TASK STATEMENT: You are to retype all of the data exactly as it appears.

(Lines of data)
.....

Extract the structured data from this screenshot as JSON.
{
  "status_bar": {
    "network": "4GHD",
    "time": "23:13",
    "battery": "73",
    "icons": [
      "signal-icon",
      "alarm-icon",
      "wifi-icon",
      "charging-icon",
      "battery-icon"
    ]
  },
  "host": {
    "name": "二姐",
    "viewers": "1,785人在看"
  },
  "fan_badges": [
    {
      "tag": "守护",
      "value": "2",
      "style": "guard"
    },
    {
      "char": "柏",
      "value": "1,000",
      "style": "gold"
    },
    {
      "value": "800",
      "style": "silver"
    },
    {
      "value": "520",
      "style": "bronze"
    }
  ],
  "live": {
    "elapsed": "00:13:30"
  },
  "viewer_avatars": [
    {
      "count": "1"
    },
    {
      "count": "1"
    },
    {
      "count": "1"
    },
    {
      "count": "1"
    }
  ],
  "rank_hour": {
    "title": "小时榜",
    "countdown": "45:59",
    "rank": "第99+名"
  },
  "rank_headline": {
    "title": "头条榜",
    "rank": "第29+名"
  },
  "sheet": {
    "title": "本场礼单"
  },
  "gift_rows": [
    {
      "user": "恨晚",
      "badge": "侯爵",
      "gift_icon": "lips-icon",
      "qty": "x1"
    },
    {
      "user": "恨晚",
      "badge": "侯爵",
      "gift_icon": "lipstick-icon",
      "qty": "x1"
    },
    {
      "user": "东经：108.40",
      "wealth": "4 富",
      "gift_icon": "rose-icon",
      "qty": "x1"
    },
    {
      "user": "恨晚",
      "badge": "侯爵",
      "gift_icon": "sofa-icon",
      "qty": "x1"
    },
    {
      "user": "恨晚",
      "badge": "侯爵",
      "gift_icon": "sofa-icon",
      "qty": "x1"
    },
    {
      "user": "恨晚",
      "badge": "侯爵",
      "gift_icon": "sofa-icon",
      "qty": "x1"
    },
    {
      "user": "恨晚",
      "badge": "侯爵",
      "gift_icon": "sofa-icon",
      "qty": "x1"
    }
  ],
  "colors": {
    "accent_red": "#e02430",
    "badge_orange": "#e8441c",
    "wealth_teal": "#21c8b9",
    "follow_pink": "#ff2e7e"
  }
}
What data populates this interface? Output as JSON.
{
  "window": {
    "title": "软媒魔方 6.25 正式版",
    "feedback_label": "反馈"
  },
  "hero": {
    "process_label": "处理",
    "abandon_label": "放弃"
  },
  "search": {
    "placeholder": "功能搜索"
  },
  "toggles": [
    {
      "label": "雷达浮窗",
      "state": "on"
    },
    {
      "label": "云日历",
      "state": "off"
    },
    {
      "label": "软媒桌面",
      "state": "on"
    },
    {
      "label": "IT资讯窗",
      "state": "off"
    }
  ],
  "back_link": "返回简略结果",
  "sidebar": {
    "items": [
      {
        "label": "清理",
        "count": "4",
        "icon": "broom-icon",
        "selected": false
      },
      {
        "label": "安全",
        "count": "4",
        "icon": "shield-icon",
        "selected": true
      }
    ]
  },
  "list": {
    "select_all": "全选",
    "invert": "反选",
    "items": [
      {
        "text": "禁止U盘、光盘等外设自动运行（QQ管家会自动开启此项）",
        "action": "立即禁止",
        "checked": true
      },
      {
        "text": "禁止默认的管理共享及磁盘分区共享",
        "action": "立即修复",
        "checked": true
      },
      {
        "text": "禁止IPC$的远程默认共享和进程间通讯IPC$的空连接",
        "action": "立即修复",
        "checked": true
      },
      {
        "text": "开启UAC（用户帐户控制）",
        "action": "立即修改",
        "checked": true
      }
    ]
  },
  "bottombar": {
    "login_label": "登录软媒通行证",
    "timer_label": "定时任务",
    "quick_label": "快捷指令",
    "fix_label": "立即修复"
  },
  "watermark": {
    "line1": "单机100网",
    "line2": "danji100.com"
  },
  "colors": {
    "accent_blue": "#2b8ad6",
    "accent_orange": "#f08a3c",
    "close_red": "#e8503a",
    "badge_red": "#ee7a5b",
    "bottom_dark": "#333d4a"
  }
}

.....

RIGHT ANSWER:
Extract the structured data from this screenshot as JSON.
{
  "status_bar": {
    "network": "4GHD",
    "time": "23:13",
    "battery": "73",
    "icons": [
      "signal-icon",
      "alarm-icon",
      "wifi-icon",
      "charging-icon",
      "battery-icon"
    ]
  },
  "host": {
    "name": "二姐",
    "viewers": "1,785人在看"
  },
  "fan_badges": [
    {
      "tag": "守护",
      "value": "2",
      "style": "guard"
    },
    {
      "char": "柏",
      "value": "1,000",
      "style": "gold"
    },
    {
      "value": "800",
      "style": "silver"
    },
    {
      "value": "520",
      "style": "bronze"
    }
  ],
  "live": {
    "elapsed": "00:13:30"
  },
  "viewer_avatars": [
    {
      "count": "1"
    },
    {
      "count": "1"
    },
    {
      "count": "1"
    },
    {
      "count": "1"
    }
  ],
  "rank_hour": {
    "title": "小时榜",
    "countdown": "45:59",
    "rank": "第99+名"
  },
  "rank_headline": {
    "title": "头条榜",
    "rank": "第29+名"
  },
  "sheet": {
    "title": "本场礼单"
  },
  "gift_rows": [
    {
      "user": "恨晚",
      "badge": "侯爵",
      "gift_icon": "lips-icon",
      "qty": "x1"
    },
    {
      "user": "恨晚",
      "badge": "侯爵",
      "gift_icon": "lipstick-icon",
      "qty": "x1"
    },
    {
      "user": "东经：108.40",
      "wealth": "4 富",
      "gift_icon": "rose-icon",
      "qty": "x1"
    },
    {
      "user": "恨晚",
      "badge": "侯爵",
      "gift_icon": "sofa-icon",
      "qty": "x1"
    },
    {
      "user": "恨晚",
      "badge": "侯爵",
      "gift_icon": "sofa-icon",
      "qty": "x1"
    },
    {
      "user": "恨晚",
      "badge": "侯爵",
      "gift_icon": "sofa-icon",
      "qty": "x1"
    },
    {
      "user": "恨晚",
      "badge": "侯爵",
      "gift_icon": "sofa-icon",
      "qty": "x1"
    }
  ],
  "colors": {
    "accent_red": "#e02430",
    "badge_orange": "#e8441c",
    "wealth_teal": "#21c8b9",
    "follow_pink": "#ff2e7e"
  }
}
What data populates this interface? Output as JSON.
{
  "window": {
    "title": "软媒魔方 6.25 正式版",
    "feedback_label": "反馈"
  },
  "hero": {
    "process_label": "处理",
    "abandon_label": "放弃"
  },
  "search": {
    "placeholder": "功能搜索"
  },
  "toggles": [
    {
      "label": "雷达浮窗",
      "state": "on"
    },
    {
      "label": "云日历",
      "state": "off"
    },
    {
      "label": "软媒桌面",
      "state": "on"
    },
    {
      "label": "IT资讯窗",
      "state": "off"
    }
  ],
  "back_link": "返回简略结果",
  "sidebar": {
    "items": [
      {
        "label": "清理",
        "count": "4",
        "icon": "broom-icon",
        "selected": false
      },
      {
        "label": "安全",
        "count": "4",
        "icon": "shield-icon",
        "selected": true
      }
    ]
  },
  "list": {
    "select_all": "全选",
    "invert": "反选",
    "items": [
      {
        "text": "禁止U盘、光盘等外设自动运行（QQ管家会自动开启此项）",
        "action": "立即禁止",
        "checked": true
      },
      {
        "text": "禁止默认的管理共享及磁盘分区共享",
        "action": "立即修复",
        "checked": true
      },
      {
        "text": "禁止IPC$的远程默认共享和进程间通讯IPC$的空连接",
        "action": "立即修复",
        "checked": true
      },
      {
        "text": "开启UAC（用户帐户控制）",
        "action": "立即修改",
        "checked": true
      }
    ]
  },
  "bottombar": {
    "login_label": "登录软媒通行证",
    "timer_label": "定时任务",
    "quick_label": "快捷指令",
    "fix_label": "立即修复"
  },
  "watermark": {
    "line1": "单机100网",
    "line2": "danji100.com"
  },
  "colors": {
    "accent_blue": "#2b8ad6",
    "accent_orange": "#f08a3c",
    "close_red": "#e8503a",
    "badge_red": "#ee7a5b",
    "bottom_dark": "#333d4a"
  }
}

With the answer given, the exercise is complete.